▶ [What you should do]
Give back the whole listing exactly as shown.

[Records from a data collection]
* Begin *

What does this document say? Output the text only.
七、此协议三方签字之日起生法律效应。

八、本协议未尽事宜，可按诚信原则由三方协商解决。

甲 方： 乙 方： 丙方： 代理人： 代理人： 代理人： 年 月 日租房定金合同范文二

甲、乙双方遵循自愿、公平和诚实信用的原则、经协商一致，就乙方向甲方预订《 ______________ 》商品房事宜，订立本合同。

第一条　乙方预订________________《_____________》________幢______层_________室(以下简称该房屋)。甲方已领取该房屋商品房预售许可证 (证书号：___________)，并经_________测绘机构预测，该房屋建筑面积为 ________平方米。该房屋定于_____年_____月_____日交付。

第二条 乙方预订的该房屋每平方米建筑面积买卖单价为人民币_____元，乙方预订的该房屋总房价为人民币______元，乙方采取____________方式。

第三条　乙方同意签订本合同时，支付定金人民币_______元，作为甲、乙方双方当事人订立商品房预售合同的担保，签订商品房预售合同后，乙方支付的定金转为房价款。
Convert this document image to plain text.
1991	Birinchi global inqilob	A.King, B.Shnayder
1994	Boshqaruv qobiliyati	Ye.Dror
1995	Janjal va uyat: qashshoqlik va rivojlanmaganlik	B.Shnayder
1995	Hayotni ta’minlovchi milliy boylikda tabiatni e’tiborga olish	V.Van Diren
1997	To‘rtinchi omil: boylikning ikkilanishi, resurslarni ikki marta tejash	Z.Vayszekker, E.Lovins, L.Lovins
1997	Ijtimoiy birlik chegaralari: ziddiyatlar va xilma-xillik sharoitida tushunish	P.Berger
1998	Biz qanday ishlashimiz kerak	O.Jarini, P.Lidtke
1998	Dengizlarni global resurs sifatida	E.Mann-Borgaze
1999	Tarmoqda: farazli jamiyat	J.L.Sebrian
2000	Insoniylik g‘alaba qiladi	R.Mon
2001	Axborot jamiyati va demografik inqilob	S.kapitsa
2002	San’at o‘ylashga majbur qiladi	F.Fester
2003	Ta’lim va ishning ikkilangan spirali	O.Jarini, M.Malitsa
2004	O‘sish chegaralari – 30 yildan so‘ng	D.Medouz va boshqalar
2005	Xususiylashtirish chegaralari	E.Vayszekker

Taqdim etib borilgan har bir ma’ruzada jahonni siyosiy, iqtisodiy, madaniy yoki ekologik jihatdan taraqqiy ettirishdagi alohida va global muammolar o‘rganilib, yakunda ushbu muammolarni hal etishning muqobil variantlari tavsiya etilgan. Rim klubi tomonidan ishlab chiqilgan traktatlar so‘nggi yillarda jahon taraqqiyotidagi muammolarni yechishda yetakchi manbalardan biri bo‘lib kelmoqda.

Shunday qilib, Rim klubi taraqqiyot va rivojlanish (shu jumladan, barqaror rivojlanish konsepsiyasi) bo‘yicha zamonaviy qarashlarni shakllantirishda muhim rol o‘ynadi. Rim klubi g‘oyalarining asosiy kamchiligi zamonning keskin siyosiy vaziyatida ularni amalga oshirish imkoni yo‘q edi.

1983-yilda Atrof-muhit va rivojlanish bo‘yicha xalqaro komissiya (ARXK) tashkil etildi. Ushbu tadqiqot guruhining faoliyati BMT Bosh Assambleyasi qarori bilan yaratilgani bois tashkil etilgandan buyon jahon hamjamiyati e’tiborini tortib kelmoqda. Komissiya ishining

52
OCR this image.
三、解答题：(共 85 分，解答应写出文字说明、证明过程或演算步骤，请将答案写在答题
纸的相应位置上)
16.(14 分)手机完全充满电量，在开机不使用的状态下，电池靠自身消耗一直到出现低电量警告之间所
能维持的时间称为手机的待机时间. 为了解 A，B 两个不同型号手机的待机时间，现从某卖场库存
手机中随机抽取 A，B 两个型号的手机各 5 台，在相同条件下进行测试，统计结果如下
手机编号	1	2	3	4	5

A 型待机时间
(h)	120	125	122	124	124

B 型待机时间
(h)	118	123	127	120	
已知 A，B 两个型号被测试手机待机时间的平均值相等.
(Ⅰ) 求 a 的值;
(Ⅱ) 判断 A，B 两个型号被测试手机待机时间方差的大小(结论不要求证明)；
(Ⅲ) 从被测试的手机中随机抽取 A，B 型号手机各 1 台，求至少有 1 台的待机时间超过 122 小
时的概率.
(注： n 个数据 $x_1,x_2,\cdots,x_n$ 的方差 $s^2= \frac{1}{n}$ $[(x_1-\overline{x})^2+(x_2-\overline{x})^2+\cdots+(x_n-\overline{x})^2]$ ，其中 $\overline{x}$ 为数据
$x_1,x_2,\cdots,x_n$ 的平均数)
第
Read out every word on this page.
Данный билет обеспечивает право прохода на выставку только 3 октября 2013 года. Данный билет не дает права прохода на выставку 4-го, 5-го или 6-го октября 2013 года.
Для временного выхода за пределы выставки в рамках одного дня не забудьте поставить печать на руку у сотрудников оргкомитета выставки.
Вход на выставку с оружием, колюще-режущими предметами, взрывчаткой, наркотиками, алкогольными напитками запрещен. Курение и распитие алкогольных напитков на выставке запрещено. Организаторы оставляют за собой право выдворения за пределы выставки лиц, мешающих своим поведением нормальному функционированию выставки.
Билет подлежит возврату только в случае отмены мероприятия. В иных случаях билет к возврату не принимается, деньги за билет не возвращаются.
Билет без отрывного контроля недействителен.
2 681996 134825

* End *

▶ [Expected answer]
What does this document say? Output the text only.
七、此协议三方签字之日起生法律效应。

八、本协议未尽事宜，可按诚信原则由三方协商解决。

甲 方： 乙 方： 丙方： 代理人： 代理人： 代理人： 年 月 日租房定金合同范文二

甲、乙双方遵循自愿、公平和诚实信用的原则、经协商一致，就乙方向甲方预订《 ______________ 》商品房事宜，订立本合同。

第一条　乙方预订________________《_____________》________幢______层_________室(以下简称该房屋)。甲方已领取该房屋商品房预售许可证 (证书号：___________)，并经_________测绘机构预测，该房屋建筑面积为 ________平方米。该房屋定于_____年_____月_____日交付。

第二条 乙方预订的该房屋每平方米建筑面积买卖单价为人民币_____元，乙方预订的该房屋总房价为人民币______元，乙方采取____________方式。

第三条　乙方同意签订本合同时，支付定金人民币_______元，作为甲、乙方双方当事人订立商品房预售合同的担保，签订商品房预售合同后，乙方支付的定金转为房价款。
Convert this document image to plain text.
1991	Birinchi global inqilob	A.King, B.Shnayder
1994	Boshqaruv qobiliyati	Ye.Dror
1995	Janjal va uyat: qashshoqlik va rivojlanmaganlik	B.Shnayder
1995	Hayotni ta’minlovchi milliy boylikda tabiatni e’tiborga olish	V.Van Diren
1997	To‘rtinchi omil: boylikning ikkilanishi, resurslarni ikki marta tejash	Z.Vayszekker, E.Lovins, L.Lovins
1997	Ijtimoiy birlik chegaralari: ziddiyatlar va xilma-xillik sharoitida tushunish	P.Berger
1998	Biz qanday ishlashimiz kerak	O.Jarini, P.Lidtke
1998	Dengizlarni global resurs sifatida	E.Mann-Borgaze
1999	Tarmoqda: farazli jamiyat	J.L.Sebrian
2000	Insoniylik g‘alaba qiladi	R.Mon
2001	Axborot jamiyati va demografik inqilob	S.kapitsa
2002	San’at o‘ylashga majbur qiladi	F.Fester
2003	Ta’lim va ishning ikkilangan spirali	O.Jarini, M.Malitsa
2004	O‘sish chegaralari – 30 yildan so‘ng	D.Medouz va boshqalar
2005	Xususiylashtirish chegaralari	E.Vayszekker

Taqdim etib borilgan har bir ma’ruzada jahonni siyosiy, iqtisodiy, madaniy yoki ekologik jihatdan taraqqiy ettirishdagi alohida va global muammolar o‘rganilib, yakunda ushbu muammolarni hal etishning muqobil variantlari tavsiya etilgan. Rim klubi tomonidan ishlab chiqilgan traktatlar so‘nggi yillarda jahon taraqqiyotidagi muammolarni yechishda yetakchi manbalardan biri bo‘lib kelmoqda.

Shunday qilib, Rim klubi taraqqiyot va rivojlanish (shu jumladan, barqaror rivojlanish konsepsiyasi) bo‘yicha zamonaviy qarashlarni shakllantirishda muhim rol o‘ynadi. Rim klubi g‘oyalarining asosiy kamchiligi zamonning keskin siyosiy vaziyatida ularni amalga oshirish imkoni yo‘q edi.

1983-yilda Atrof-muhit va rivojlanish bo‘yicha xalqaro komissiya (ARXK) tashkil etildi. Ushbu tadqiqot guruhining faoliyati BMT Bosh Assambleyasi qarori bilan yaratilgani bois tashkil etilgandan buyon jahon hamjamiyati e’tiborini tortib kelmoqda. Komissiya ishining

52
OCR this image.
三、解答题：(共 85 分，解答应写出文字说明、证明过程或演算步骤，请将答案写在答题
纸的相应位置上)
16.(14 分)手机完全充满电量，在开机不使用的状态下，电池靠自身消耗一直到出现低电量警告之间所
能维持的时间称为手机的待机时间. 为了解 A，B 两个不同型号手机的待机时间，现从某卖场库存
手机中随机抽取 A，B 两个型号的手机各 5 台，在相同条件下进行测试，统计结果如下
手机编号	1	2	3	4	5

A 型待机时间
(h)	120	125	122	124	124

B 型待机时间
(h)	118	123	127	120	
已知 A，B 两个型号被测试手机待机时间的平均值相等.
(Ⅰ) 求 a 的值;
(Ⅱ) 判断 A，B 两个型号被测试手机待机时间方差的大小(结论不要求证明)；
(Ⅲ) 从被测试的手机中随机抽取 A，B 型号手机各 1 台，求至少有 1 台的待机时间超过 122 小
时的概率.
(注： n 个数据 $x_1,x_2,\cdots,x_n$ 的方差 $s^2= \frac{1}{n}$ $[(x_1-\overline{x})^2+(x_2-\overline{x})^2+\cdots+(x_n-\overline{x})^2]$ ，其中 $\overline{x}$ 为数据
$x_1,x_2,\cdots,x_n$ 的平均数)
第
Read out every word on this page.
Данный билет обеспечивает право прохода на выставку только 3 октября 2013 года. Данный билет не дает права прохода на выставку 4-го, 5-го или 6-го октября 2013 года.
Для временного выхода за пределы выставки в рамках одного дня не забудьте поставить печать на руку у сотрудников оргкомитета выставки.
Вход на выставку с оружием, колюще-режущими предметами, взрывчаткой, наркотиками, алкогольными напитками запрещен. Курение и распитие алкогольных напитков на выставке запрещено. Организаторы оставляют за собой право выдворения за пределы выставки лиц, мешающих своим поведением нормальному функционированию выставки.
Билет подлежит возврату только в случае отмены мероприятия. В иных случаях билет к возврату не принимается, деньги за билет не возвращаются.
Билет без отрывного контроля недействителен.
2 681996 134825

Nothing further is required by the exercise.